Work to complete: Pick out each line containing the string "JSON".

-------------------------

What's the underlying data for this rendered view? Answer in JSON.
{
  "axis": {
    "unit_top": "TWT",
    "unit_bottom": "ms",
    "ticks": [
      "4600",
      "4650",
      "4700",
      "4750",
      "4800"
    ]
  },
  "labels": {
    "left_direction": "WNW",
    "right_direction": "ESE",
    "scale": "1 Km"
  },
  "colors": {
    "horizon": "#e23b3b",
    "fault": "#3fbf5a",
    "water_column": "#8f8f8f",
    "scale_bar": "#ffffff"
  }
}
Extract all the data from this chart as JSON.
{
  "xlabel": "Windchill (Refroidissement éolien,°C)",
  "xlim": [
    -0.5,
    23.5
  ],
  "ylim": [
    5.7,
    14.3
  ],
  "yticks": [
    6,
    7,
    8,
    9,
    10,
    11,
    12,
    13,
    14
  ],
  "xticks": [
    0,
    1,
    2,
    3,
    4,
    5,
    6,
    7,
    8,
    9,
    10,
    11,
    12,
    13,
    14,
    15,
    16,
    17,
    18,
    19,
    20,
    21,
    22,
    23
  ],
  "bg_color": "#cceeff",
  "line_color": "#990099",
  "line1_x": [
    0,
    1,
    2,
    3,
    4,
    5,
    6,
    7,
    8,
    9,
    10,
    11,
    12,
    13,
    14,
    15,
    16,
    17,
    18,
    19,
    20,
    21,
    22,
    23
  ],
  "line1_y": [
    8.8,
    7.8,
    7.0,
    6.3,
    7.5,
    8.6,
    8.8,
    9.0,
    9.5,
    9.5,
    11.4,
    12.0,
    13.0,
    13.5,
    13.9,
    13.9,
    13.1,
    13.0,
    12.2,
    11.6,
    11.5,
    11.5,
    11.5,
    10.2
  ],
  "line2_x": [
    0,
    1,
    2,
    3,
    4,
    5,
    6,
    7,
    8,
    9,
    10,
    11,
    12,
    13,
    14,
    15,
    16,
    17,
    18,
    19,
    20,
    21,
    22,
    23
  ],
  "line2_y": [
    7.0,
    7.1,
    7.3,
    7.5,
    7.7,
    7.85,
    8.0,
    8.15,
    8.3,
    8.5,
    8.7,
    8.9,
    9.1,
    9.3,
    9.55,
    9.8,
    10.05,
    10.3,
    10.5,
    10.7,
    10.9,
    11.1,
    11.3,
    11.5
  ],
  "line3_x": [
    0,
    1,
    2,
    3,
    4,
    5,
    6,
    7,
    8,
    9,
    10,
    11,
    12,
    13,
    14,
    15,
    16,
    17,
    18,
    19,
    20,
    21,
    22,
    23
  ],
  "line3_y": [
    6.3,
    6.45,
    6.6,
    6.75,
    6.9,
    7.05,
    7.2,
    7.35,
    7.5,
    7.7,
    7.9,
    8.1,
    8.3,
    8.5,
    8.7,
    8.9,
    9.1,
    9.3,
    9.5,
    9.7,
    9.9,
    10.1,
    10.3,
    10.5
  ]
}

-------------------------

Answer to the exercise:
What's the underlying data for this rendered view? Answer in JSON.
Extract all the data from this chart as JSON.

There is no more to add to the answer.